# start of Dataset rows

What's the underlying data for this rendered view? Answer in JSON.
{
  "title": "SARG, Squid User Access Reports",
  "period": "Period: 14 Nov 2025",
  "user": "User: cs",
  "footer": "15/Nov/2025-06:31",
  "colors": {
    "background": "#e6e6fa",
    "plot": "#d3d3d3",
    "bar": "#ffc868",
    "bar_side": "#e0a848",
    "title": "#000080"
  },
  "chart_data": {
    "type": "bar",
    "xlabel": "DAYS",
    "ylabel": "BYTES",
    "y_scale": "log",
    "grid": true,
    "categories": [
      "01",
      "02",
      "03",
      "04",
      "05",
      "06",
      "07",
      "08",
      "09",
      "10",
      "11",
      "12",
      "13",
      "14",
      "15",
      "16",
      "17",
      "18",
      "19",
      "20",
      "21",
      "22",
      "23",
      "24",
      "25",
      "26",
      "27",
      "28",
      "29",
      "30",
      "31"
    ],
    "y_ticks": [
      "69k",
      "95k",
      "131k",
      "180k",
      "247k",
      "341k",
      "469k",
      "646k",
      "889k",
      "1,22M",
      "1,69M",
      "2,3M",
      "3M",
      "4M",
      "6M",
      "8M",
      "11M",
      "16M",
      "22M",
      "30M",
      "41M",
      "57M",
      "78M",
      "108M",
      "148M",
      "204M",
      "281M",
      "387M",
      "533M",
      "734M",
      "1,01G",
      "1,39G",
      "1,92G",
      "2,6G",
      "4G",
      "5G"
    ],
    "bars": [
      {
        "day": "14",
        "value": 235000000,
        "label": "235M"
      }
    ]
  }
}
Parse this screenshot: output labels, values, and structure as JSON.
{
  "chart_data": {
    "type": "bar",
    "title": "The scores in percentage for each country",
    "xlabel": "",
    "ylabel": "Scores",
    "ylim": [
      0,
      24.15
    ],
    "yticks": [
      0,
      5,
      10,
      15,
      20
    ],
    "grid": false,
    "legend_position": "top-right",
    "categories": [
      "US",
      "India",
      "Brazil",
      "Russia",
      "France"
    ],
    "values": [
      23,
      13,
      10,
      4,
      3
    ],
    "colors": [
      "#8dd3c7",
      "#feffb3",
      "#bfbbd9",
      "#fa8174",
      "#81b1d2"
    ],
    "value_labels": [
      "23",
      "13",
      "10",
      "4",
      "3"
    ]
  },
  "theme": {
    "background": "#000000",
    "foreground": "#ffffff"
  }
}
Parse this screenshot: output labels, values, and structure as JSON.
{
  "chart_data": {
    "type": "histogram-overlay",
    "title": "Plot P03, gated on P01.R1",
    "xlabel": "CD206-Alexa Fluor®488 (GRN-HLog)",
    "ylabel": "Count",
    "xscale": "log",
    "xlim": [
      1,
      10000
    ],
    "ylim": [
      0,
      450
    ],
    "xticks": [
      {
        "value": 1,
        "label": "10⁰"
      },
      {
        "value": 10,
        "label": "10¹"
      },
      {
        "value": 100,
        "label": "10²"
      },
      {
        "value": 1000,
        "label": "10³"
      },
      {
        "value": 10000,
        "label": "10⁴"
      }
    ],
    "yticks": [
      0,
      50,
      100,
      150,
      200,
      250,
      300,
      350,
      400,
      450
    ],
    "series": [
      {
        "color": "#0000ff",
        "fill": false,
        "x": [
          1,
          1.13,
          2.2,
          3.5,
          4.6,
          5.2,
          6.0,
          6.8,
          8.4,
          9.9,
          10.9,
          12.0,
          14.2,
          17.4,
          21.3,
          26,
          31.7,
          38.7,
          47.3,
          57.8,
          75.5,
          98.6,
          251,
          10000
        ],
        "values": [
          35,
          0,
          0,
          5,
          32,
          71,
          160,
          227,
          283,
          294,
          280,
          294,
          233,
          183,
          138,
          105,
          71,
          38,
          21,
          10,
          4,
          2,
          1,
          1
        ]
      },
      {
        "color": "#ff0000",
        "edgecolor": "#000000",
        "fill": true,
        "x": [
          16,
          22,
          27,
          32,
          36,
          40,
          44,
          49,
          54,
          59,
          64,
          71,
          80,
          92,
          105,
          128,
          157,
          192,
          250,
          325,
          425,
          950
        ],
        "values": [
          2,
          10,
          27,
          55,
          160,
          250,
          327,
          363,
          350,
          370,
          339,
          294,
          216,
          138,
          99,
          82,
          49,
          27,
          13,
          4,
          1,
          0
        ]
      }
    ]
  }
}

# end of Dataset rows

== Objective ==
Retype every entry above, word for word.

== Complete answer ==
What's the underlying data for this rendered view? Answer in JSON.
{
  "title": "SARG, Squid User Access Reports",
  "period": "Period: 14 Nov 2025",
  "user": "User: cs",
  "footer": "15/Nov/2025-06:31",
  "colors": {
    "background": "#e6e6fa",
    "plot": "#d3d3d3",
    "bar": "#ffc868",
    "bar_side": "#e0a848",
    "title": "#000080"
  },
  "chart_data": {
    "type": "bar",
    "xlabel": "DAYS",
    "ylabel": "BYTES",
    "y_scale": "log",
    "grid": true,
    "categories": [
      "01",
      "02",
      "03",
      "04",
      "05",
      "06",
      "07",
      "08",
      "09",
      "10",
      "11",
      "12",
      "13",
      "14",
      "15",
      "16",
      "17",
      "18",
      "19",
      "20",
      "21",
      "22",
      "23",
      "24",
      "25",
      "26",
      "27",
      "28",
      "29",
      "30",
      "31"
    ],
    "y_ticks": [
      "69k",
      "95k",
      "131k",
      "180k",
      "247k",
      "341k",
      "469k",
      "646k",
      "889k",
      "1,22M",
      "1,69M",
      "2,3M",
      "3M",
      "4M",
      "6M",
      "8M",
      "11M",
      "16M",
      "22M",
      "30M",
      "41M",
      "57M",
      "78M",
      "108M",
      "148M",
      "204M",
      "281M",
      "387M",
      "533M",
      "734M",
      "1,01G",
      "1,39G",
      "1,92G",
      "2,6G",
      "4G",
      "5G"
    ],
    "bars": [
      {
        "day": "14",
        "value": 235000000,
        "label": "235M"
      }
    ]
  }
}
Parse this screenshot: output labels, values, and structure as JSON.
{
  "chart_data": {
    "type": "bar",
    "title": "The scores in percentage for each country",
    "xlabel": "",
    "ylabel": "Scores",
    "ylim": [
      0,
      24.15
    ],
    "yticks": [
      0,
      5,
      10,
      15,
      20
    ],
    "grid": false,
    "legend_position": "top-right",
    "categories": [
      "US",
      "India",
      "Brazil",
      "Russia",
      "France"
    ],
    "values": [
      23,
      13,
      10,
      4,
      3
    ],
    "colors": [
      "#8dd3c7",
      "#feffb3",
      "#bfbbd9",
      "#fa8174",
      "#81b1d2"
    ],
    "value_labels": [
      "23",
      "13",
      "10",
      "4",
      "3"
    ]
  },
  "theme": {
    "background": "#000000",
    "foreground": "#ffffff"
  }
}
Parse this screenshot: output labels, values, and structure as JSON.
{
  "chart_data": {
    "type": "histogram-overlay",
    "title": "Plot P03, gated on P01.R1",
    "xlabel": "CD206-Alexa Fluor®488 (GRN-HLog)",
    "ylabel": "Count",
    "xscale": "log",
    "xlim": [
      1,
      10000
    ],
    "ylim": [
      0,
      450
    ],
    "xticks": [
      {
        "value": 1,
        "label": "10⁰"
      },
      {
        "value": 10,
        "label": "10¹"
      },
      {
        "value": 100,
        "label": "10²"
      },
      {
        "value": 1000,
        "label": "10³"
      },
      {
        "value": 10000,
        "label": "10⁴"
      }
    ],
    "yticks": [
      0,
      50,
      100,
      150,
      200,
      250,
      300,
      350,
      400,
      450
    ],
    "series": [
      {
        "color": "#0000ff",
        "fill": false,
        "x": [
          1,
          1.13,
          2.2,
          3.5,
          4.6,
          5.2,
          6.0,
          6.8,
          8.4,
          9.9,
          10.9,
          12.0,
          14.2,
          17.4,
          21.3,
          26,
          31.7,
          38.7,
          47.3,
          57.8,
          75.5,
          98.6,
          251,
          10000
        ],
        "values": [
          35,
          0,
          0,
          5,
          32,
          71,
          160,
          227,
          283,
          294,
          280,
          294,
          233,
          183,
          138,
          105,
          71,
          38,
          21,
          10,
          4,
          2,
          1,
          1
        ]
      },
      {
        "color": "#ff0000",
        "edgecolor": "#000000",
        "fill": true,
        "x": [
          16,
          22,
          27,
          32,
          36,
          40,
          44,
          49,
          54,
          59,
          64,
          71,
          80,
          92,
          105,
          128,
          157,
          192,
          250,
          325,
          425,
          950
        ],
        "values": [
          2,
          10,
          27,
          55,
          160,
          250,
          327,
          363,
          350,
          370,
          339,
          294,
          216,
          138,
          99,
          82,
          49,
          27,
          13,
          4,
          1,
          0
        ]
      }
    ]
  }
}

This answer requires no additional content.